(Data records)
···

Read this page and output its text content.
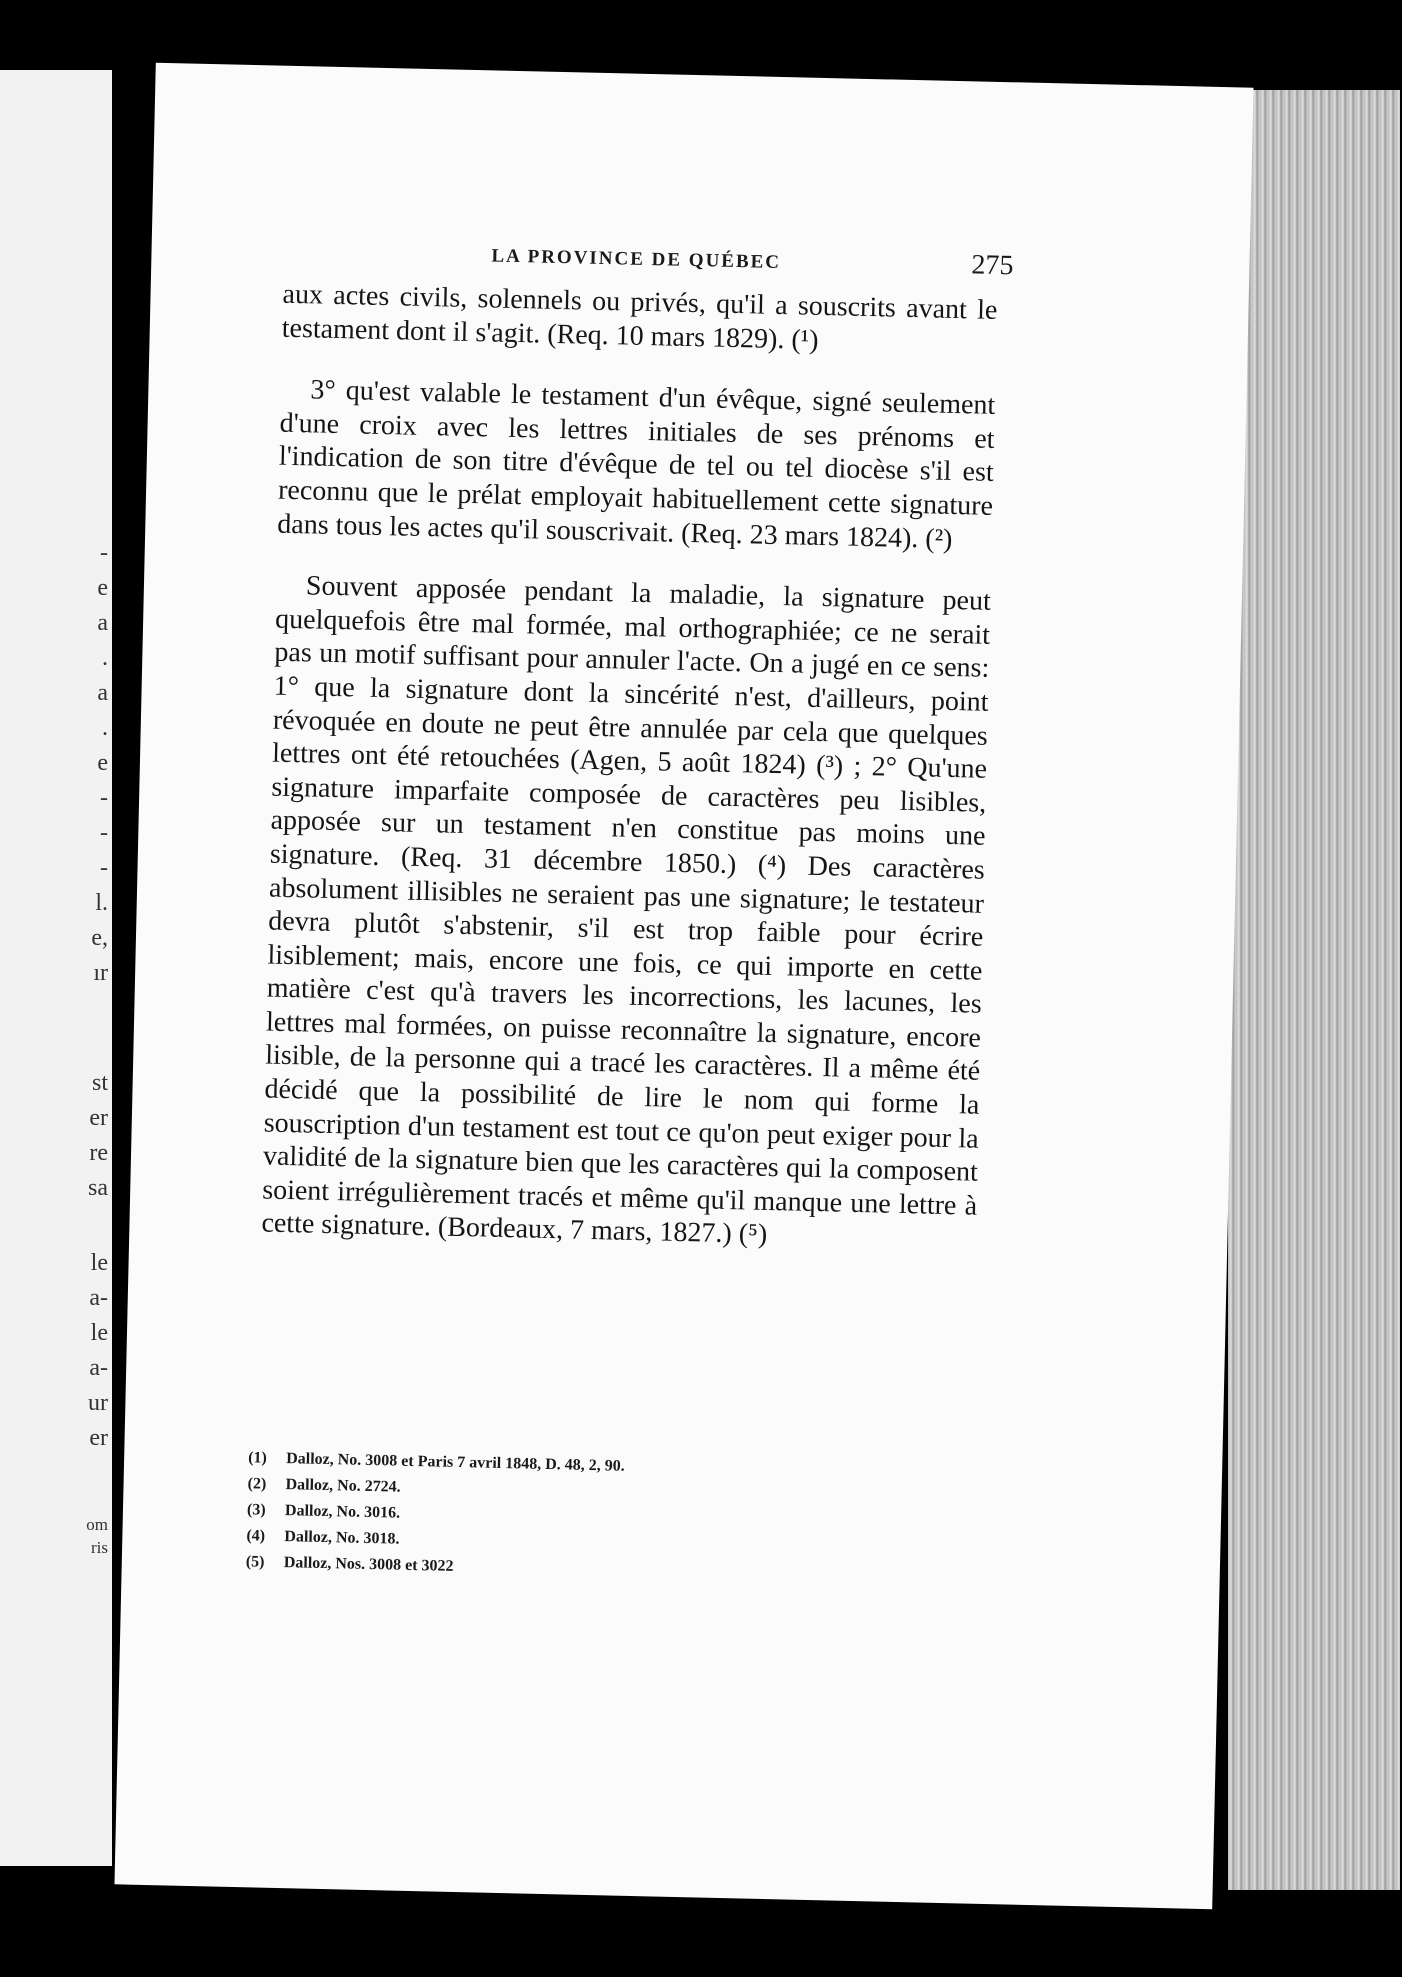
-
e
a
.
a
.
e
-
-
-
l.
e,
ır
st
er
re
sa
le
a-
le
a-
ur
er
om
ris
LA PROVINCE DE QUÉBEC	275

aux actes civils, solennels ou privés, qu'il a souscrits avant le testament dont il s'agit. (Req. 10 mars 1829). (¹)

3° qu'est valable le testament d'un évêque, signé seulement d'une croix avec les lettres initiales de ses prénoms et l'indication de son titre d'évêque de tel ou tel diocèse s'il est reconnu que le prélat employait habituellement cette signature dans tous les actes qu'il souscrivait. (Req. 23 mars 1824). (²)

Souvent apposée pendant la maladie, la signature peut quelquefois être mal formée, mal orthographiée; ce ne serait pas un motif suffisant pour annuler l'acte. On a jugé en ce sens: 1° que la signature dont la sincérité n'est, d'ailleurs, point révoquée en doute ne peut être annulée par cela que quelques lettres ont été retouchées (Agen, 5 août 1824) (³) ; 2° Qu'une signature imparfaite composée de caractères peu lisibles, apposée sur un testament n'en constitue pas moins une signature. (Req. 31 décembre 1850.) (⁴) Des caractères absolument illisibles ne seraient pas une signature; le testateur devra plutôt s'abstenir, s'il est trop faible pour écrire lisiblement; mais, encore une fois, ce qui importe en cette matière c'est qu'à travers les incorrections, les lacunes, les lettres mal formées, on puisse reconnaître la signature, encore lisible, de la personne qui a tracé les caractères. Il a même été décidé que la possibilité de lire le nom qui forme la souscription d'un testament est tout ce qu'on peut exiger pour la validité de la signature bien que les caractères qui la composent soient irrégulièrement tracés et même qu'il manque une lettre à cette signature. (Bordeaux, 7 mars, 1827.) (⁵)

(1) Dalloz, No. 3008 et Paris 7 avril 1848, D. 48, 2, 90.
(2) Dalloz, No. 2724.
(3) Dalloz, No. 3016.
(4) Dalloz, No. 3018.
(5) Dalloz, Nos. 3008 et 3022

···

Return every line containing "Dalloz".

(1) Dalloz, No. 3008 et Paris 7 avril 1848, D. 48, 2, 90.
(2) Dalloz, No. 2724.
(3) Dalloz, No. 3016.
(4) Dalloz, No. 3018.
(5) Dalloz, Nos. 3008 et 3022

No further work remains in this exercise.